WHAT TO DO -
Copy every line in the records below that contains the word "پاتک".

RECORDED INFORMATION -
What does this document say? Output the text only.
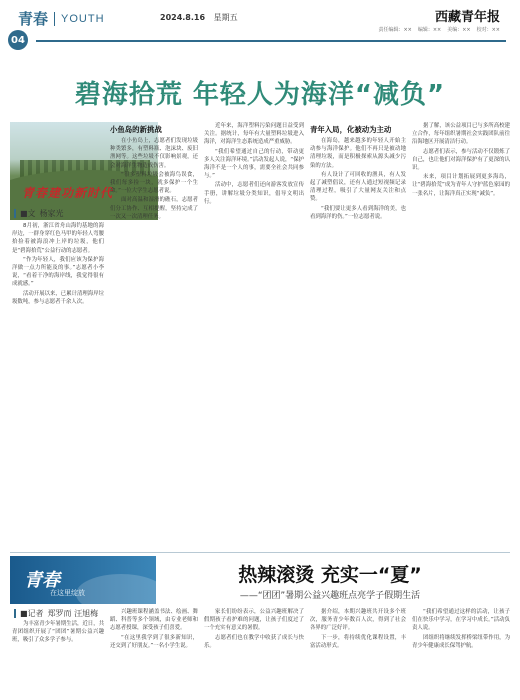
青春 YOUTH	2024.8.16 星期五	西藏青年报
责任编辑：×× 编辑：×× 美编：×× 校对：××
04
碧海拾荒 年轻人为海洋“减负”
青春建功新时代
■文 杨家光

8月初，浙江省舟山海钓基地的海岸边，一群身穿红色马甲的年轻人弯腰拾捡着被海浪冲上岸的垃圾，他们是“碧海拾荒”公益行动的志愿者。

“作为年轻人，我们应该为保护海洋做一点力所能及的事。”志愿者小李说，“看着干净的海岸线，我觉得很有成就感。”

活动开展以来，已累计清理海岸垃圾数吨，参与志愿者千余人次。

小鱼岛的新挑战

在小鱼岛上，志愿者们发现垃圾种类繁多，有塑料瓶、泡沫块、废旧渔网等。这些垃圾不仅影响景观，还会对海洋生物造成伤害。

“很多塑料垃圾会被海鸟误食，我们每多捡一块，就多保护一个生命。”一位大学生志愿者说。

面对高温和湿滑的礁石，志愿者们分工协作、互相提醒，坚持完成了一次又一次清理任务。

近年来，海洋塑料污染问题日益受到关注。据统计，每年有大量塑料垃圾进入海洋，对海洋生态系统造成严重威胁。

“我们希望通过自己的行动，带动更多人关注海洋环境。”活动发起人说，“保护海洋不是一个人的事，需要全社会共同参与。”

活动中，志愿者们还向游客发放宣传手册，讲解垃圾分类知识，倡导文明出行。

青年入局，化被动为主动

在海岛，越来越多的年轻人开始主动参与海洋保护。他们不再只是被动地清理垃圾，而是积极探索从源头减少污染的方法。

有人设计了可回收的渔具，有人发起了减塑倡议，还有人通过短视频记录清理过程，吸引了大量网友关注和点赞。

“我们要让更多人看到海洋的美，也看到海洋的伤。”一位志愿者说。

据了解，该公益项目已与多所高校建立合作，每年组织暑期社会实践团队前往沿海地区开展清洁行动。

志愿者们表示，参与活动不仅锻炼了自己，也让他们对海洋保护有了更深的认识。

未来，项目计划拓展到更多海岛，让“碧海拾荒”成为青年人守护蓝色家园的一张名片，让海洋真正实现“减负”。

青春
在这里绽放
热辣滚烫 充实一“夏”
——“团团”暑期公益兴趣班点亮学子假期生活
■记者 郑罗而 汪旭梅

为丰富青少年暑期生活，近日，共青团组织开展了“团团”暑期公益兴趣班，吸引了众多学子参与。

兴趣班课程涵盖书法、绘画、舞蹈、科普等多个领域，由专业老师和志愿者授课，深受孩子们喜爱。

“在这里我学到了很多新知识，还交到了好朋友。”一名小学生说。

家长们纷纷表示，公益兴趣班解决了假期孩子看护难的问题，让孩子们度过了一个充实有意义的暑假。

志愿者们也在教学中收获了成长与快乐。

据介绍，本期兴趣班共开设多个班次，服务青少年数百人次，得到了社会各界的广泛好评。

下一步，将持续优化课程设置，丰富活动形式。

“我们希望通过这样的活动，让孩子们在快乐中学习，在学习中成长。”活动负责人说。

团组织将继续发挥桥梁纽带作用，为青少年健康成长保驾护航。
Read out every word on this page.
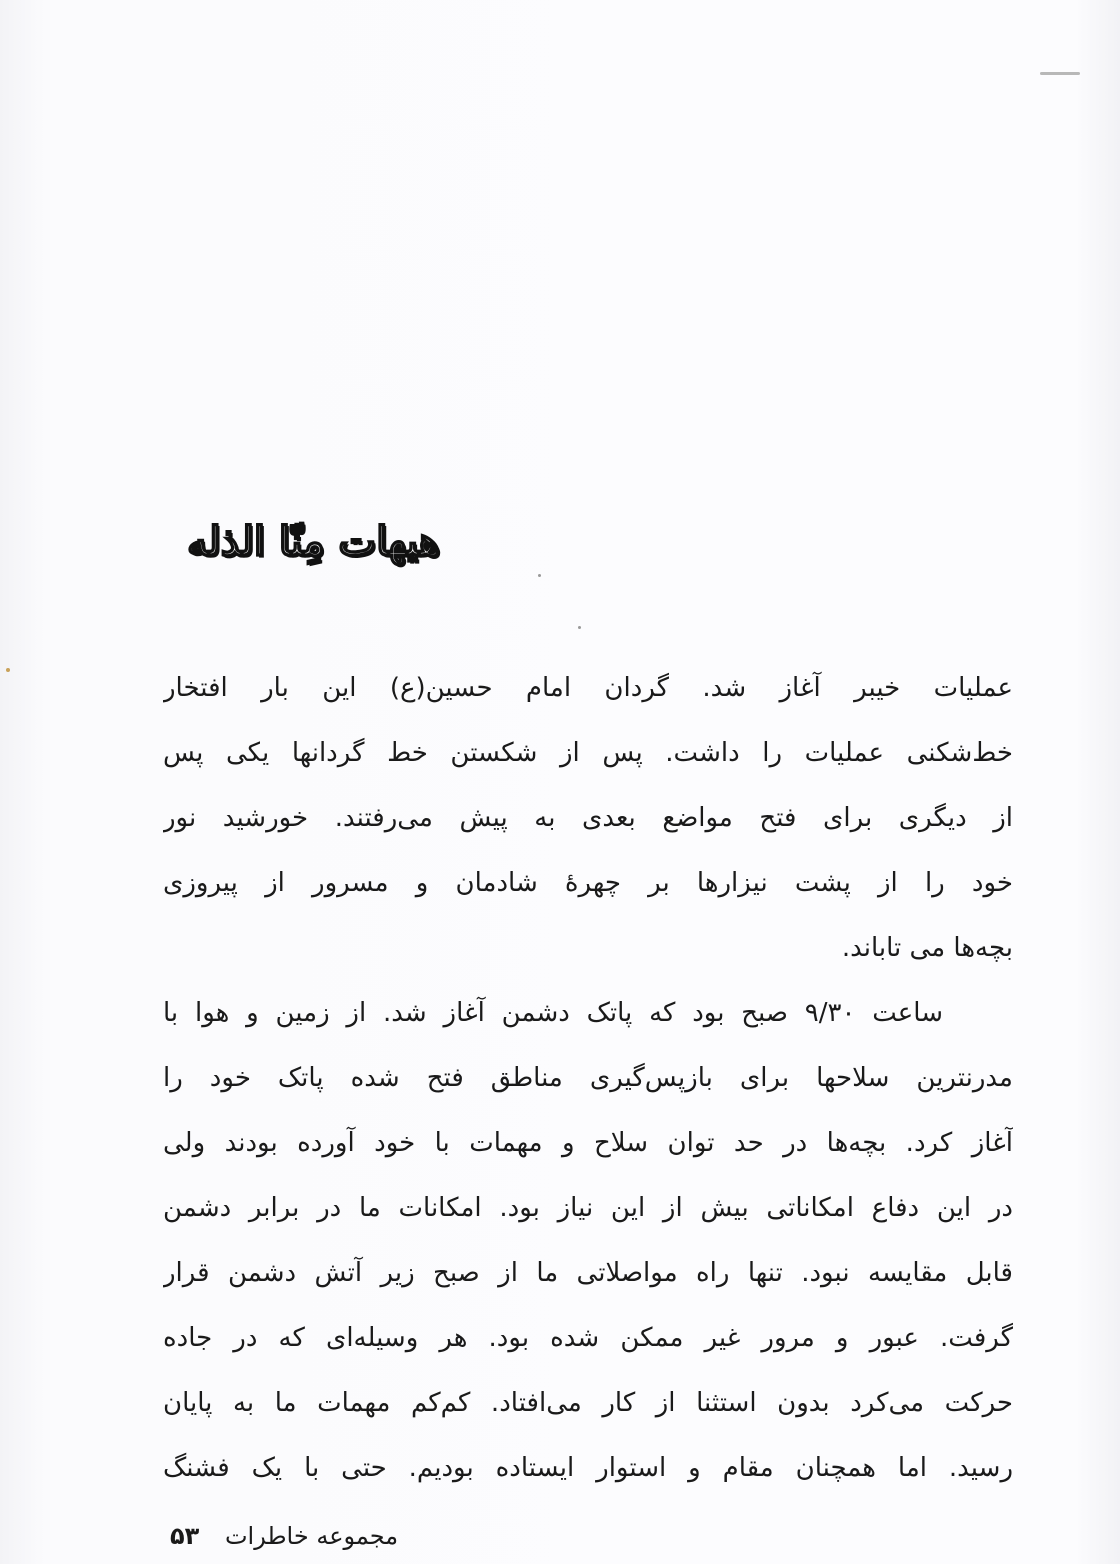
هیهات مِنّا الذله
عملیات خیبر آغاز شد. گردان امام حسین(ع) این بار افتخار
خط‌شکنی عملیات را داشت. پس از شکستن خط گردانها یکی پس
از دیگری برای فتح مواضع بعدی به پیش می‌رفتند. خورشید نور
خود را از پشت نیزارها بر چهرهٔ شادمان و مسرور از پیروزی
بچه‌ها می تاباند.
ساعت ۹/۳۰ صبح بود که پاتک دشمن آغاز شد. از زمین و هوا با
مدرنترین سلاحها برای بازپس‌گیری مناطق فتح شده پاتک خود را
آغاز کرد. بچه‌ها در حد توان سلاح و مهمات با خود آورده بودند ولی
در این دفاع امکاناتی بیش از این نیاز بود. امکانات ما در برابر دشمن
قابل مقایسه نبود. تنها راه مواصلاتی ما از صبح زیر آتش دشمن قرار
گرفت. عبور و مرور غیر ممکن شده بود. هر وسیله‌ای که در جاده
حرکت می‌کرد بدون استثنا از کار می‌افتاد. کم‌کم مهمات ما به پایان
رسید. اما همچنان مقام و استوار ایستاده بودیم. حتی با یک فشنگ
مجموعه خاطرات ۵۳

...

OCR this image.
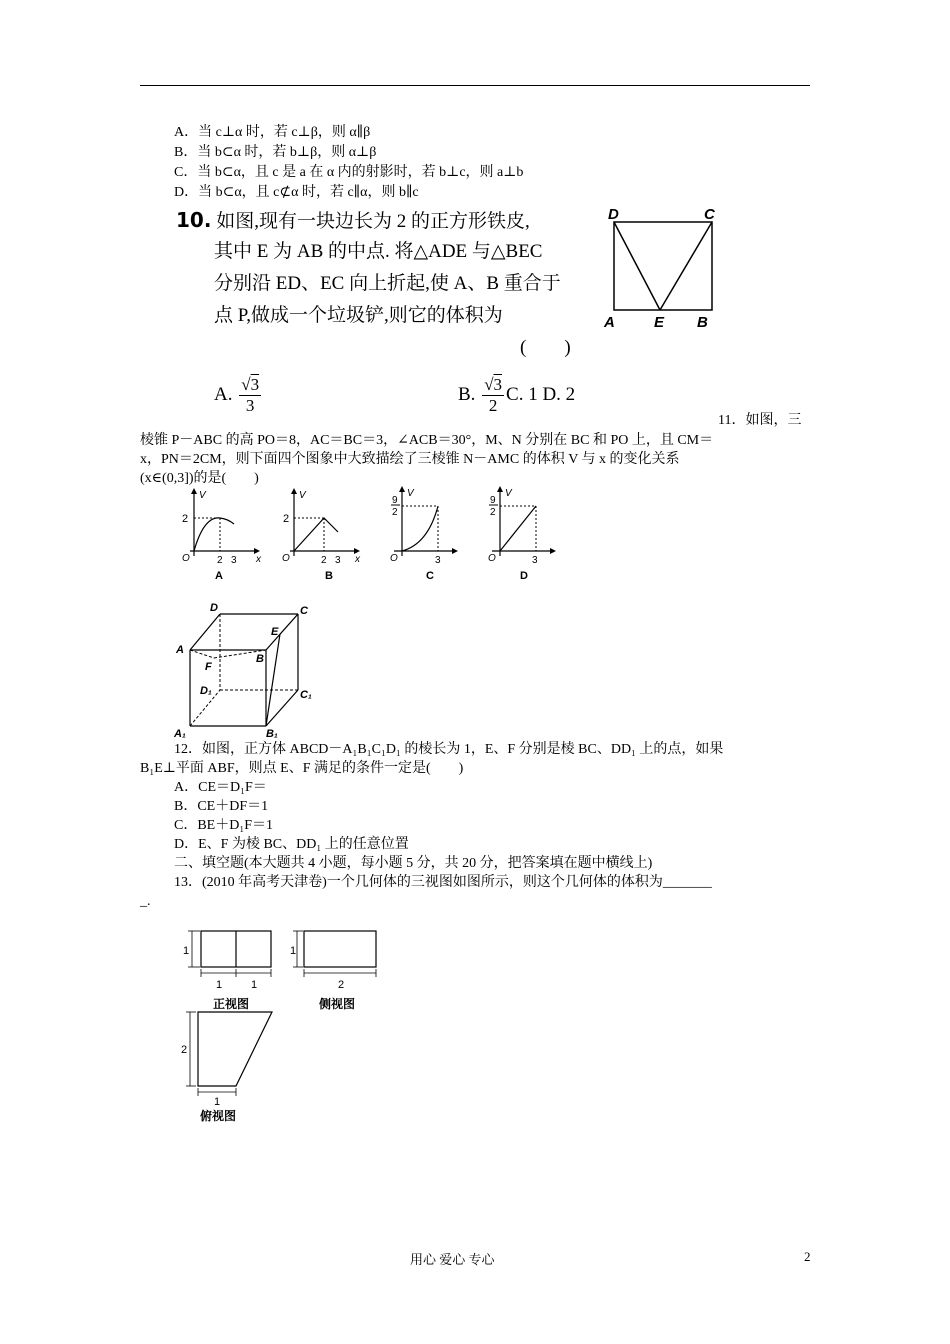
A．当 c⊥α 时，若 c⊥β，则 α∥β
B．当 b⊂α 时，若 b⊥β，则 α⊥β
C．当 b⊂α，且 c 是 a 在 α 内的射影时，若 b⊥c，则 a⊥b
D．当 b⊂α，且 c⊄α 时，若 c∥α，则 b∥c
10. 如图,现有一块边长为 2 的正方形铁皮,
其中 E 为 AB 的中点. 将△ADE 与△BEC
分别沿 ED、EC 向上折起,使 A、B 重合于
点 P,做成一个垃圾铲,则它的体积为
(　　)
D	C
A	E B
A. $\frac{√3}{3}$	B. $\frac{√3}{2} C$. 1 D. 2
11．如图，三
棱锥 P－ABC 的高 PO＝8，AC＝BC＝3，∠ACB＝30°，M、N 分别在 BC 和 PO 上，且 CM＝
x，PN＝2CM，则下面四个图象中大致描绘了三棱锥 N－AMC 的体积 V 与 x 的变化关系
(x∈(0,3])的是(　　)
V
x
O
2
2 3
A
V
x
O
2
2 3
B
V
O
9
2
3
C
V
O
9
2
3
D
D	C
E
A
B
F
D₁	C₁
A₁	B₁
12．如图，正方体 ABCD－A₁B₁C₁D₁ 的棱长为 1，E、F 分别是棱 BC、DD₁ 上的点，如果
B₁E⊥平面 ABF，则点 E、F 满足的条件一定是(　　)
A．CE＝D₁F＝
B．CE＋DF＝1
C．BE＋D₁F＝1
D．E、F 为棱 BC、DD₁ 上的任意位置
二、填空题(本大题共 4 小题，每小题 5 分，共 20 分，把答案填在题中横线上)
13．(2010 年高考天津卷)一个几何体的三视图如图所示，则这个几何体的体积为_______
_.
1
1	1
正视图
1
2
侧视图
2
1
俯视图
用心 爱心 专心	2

RESPONSE TO THE TASK -
ساعت ۹/۳۰ صبح بود که پاتک دشمن آغاز شد. از زمین و هوا با
مدرنترین سلاحها برای بازپس‌گیری مناطق فتح شده پاتک خود را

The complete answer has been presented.